>> start

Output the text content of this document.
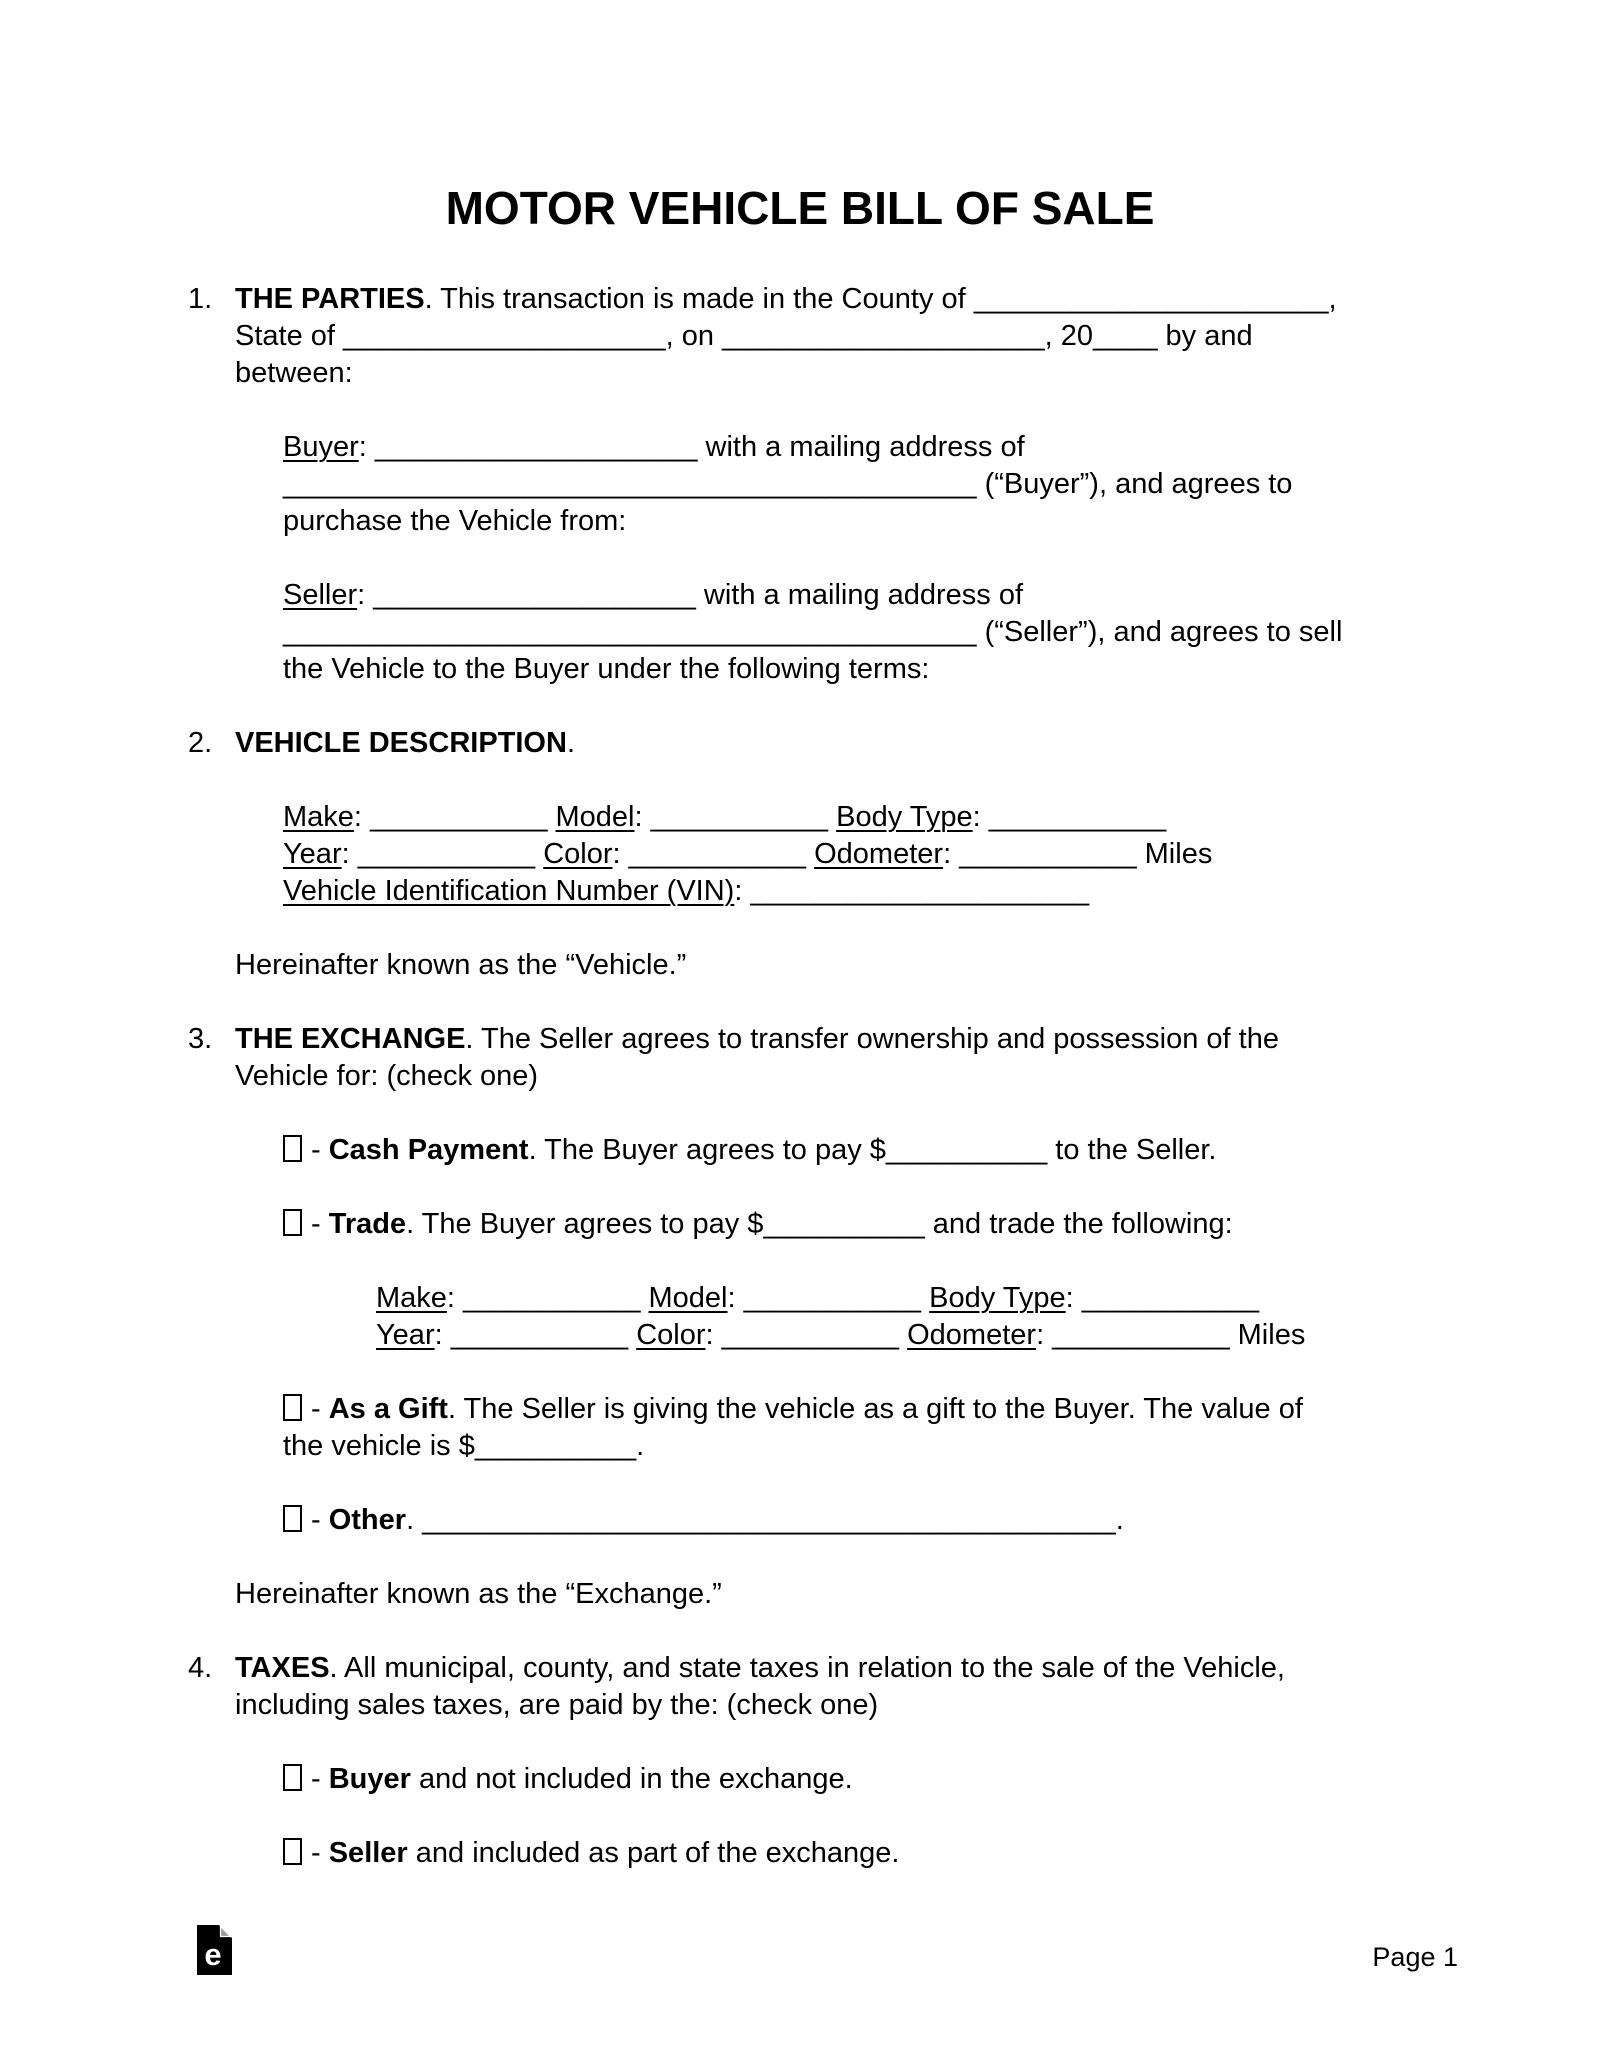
MOTOR VEHICLE BILL OF SALE
1. THE PARTIES. This transaction is made in the County of ______________________,
State of ____________________, on ____________________, 20____ by and
between:
Buyer: ____________________ with a mailing address of
___________________________________________ (“Buyer”), and agrees to
purchase the Vehicle from:
Seller: ____________________ with a mailing address of
___________________________________________ (“Seller”), and agrees to sell
the Vehicle to the Buyer under the following terms:
2. VEHICLE DESCRIPTION.
Make: ___________ Model: ___________ Body Type: ___________
Year: ___________ Color: ___________ Odometer: ___________ Miles
Vehicle Identification Number (VIN): _____________________
Hereinafter known as the “Vehicle.”
3. THE EXCHANGE. The Seller agrees to transfer ownership and possession of the
Vehicle for: (check one)
- Cash Payment. The Buyer agrees to pay $__________ to the Seller.
- Trade. The Buyer agrees to pay $__________ and trade the following:
Make: ___________ Model: ___________ Body Type: ___________
Year: ___________ Color: ___________ Odometer: ___________ Miles
- As a Gift. The Seller is giving the vehicle as a gift to the Buyer. The value of
the vehicle is $__________.
- Other. ___________________________________________.
Hereinafter known as the “Exchange.”
4. TAXES. All municipal, county, and state taxes in relation to the sale of the Vehicle,
including sales taxes, are paid by the: (check one)
- Buyer and not included in the exchange.
- Seller and included as part of the exchange.
e	Page 1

>> end

### Goal
Track down every line holding the string "Hereinafter" and copy it.

### Exercise answer
Hereinafter known as the “Vehicle.”
Hereinafter known as the “Exchange.”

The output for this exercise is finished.